* Begin EXTRACTED MATERIAL *

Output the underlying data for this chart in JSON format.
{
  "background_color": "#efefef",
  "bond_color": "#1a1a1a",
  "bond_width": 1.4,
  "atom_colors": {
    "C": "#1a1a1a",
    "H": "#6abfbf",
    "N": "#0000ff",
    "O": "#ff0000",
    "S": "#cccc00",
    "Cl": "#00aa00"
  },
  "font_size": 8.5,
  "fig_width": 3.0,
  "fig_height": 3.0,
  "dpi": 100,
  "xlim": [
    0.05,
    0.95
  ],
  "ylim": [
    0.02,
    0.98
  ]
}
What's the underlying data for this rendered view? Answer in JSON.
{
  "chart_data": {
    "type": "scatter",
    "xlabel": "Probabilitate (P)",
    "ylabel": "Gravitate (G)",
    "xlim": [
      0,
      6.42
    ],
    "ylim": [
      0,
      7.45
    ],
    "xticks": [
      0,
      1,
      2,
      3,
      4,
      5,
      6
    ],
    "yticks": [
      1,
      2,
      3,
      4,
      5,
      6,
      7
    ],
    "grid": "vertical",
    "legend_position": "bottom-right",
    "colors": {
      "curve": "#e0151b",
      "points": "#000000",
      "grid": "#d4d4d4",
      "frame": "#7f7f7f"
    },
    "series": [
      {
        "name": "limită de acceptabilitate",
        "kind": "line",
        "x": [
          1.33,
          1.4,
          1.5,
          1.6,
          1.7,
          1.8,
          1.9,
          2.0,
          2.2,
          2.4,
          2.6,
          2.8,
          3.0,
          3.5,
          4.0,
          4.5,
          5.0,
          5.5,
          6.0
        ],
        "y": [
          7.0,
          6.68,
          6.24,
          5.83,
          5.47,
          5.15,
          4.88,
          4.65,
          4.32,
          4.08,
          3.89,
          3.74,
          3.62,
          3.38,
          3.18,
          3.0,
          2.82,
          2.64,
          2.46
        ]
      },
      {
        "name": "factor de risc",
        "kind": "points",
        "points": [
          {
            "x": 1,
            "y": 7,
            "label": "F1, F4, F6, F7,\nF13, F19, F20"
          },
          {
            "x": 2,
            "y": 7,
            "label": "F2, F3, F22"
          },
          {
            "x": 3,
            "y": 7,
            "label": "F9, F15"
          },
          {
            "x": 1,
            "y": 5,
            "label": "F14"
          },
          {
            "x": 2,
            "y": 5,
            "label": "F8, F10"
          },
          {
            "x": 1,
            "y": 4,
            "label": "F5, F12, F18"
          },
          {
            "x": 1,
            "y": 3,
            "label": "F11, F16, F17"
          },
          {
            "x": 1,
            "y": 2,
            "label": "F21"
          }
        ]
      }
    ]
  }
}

* End EXTRACTED MATERIAL *

→ EXERCISE:
Extract all of the data exactly as written.

→ ANSWER IN FULL:
Output the underlying data for this chart in JSON format.
{
  "background_color": "#efefef",
  "bond_color": "#1a1a1a",
  "bond_width": 1.4,
  "atom_colors": {
    "C": "#1a1a1a",
    "H": "#6abfbf",
    "N": "#0000ff",
    "O": "#ff0000",
    "S": "#cccc00",
    "Cl": "#00aa00"
  },
  "font_size": 8.5,
  "fig_width": 3.0,
  "fig_height": 3.0,
  "dpi": 100,
  "xlim": [
    0.05,
    0.95
  ],
  "ylim": [
    0.02,
    0.98
  ]
}
What's the underlying data for this rendered view? Answer in JSON.
{
  "chart_data": {
    "type": "scatter",
    "xlabel": "Probabilitate (P)",
    "ylabel": "Gravitate (G)",
    "xlim": [
      0,
      6.42
    ],
    "ylim": [
      0,
      7.45
    ],
    "xticks": [
      0,
      1,
      2,
      3,
      4,
      5,
      6
    ],
    "yticks": [
      1,
      2,
      3,
      4,
      5,
      6,
      7
    ],
    "grid": "vertical",
    "legend_position": "bottom-right",
    "colors": {
      "curve": "#e0151b",
      "points": "#000000",
      "grid": "#d4d4d4",
      "frame": "#7f7f7f"
    },
    "series": [
      {
        "name": "limită de acceptabilitate",
        "kind": "line",
        "x": [
          1.33,
          1.4,
          1.5,
          1.6,
          1.7,
          1.8,
          1.9,
          2.0,
          2.2,
          2.4,
          2.6,
          2.8,
          3.0,
          3.5,
          4.0,
          4.5,
          5.0,
          5.5,
          6.0
        ],
        "y": [
          7.0,
          6.68,
          6.24,
          5.83,
          5.47,
          5.15,
          4.88,
          4.65,
          4.32,
          4.08,
          3.89,
          3.74,
          3.62,
          3.38,
          3.18,
          3.0,
          2.82,
          2.64,
          2.46
        ]
      },
      {
        "name": "factor de risc",
        "kind": "points",
        "points": [
          {
            "x": 1,
            "y": 7,
            "label": "F1, F4, F6, F7,\nF13, F19, F20"
          },
          {
            "x": 2,
            "y": 7,
            "label": "F2, F3, F22"
          },
          {
            "x": 3,
            "y": 7,
            "label": "F9, F15"
          },
          {
            "x": 1,
            "y": 5,
            "label": "F14"
          },
          {
            "x": 2,
            "y": 5,
            "label": "F8, F10"
          },
          {
            "x": 1,
            "y": 4,
            "label": "F5, F12, F18"
          },
          {
            "x": 1,
            "y": 3,
            "label": "F11, F16, F17"
          },
          {
            "x": 1,
            "y": 2,
            "label": "F21"
          }
        ]
      }
    ]
  }
}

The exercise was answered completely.